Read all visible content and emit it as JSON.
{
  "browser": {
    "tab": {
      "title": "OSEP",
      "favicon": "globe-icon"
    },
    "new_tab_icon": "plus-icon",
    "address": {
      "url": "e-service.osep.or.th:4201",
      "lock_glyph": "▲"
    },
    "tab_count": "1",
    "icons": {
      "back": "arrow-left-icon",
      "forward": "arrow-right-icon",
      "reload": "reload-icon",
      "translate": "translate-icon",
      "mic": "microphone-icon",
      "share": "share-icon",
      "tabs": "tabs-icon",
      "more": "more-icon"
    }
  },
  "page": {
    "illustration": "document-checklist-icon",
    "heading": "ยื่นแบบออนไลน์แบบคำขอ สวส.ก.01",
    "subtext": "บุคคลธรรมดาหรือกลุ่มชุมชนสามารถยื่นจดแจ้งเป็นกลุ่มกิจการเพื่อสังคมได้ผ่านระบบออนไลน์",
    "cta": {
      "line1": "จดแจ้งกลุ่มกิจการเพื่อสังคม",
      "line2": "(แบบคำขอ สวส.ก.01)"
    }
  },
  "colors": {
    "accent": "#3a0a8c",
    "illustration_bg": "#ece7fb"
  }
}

■ To do ■
Return each line in the records that holds the string "จการเพ".

■ Correct answer ■
    "subtext": "บุคคลธรรมดาหรือกลุ่มชุมชนสามารถยื่นจดแจ้งเป็นกลุ่มกิจการเพื่อสังคมได้ผ่านระบบออนไลน์",
      "line1": "จดแจ้งกลุ่มกิจการเพื่อสังคม",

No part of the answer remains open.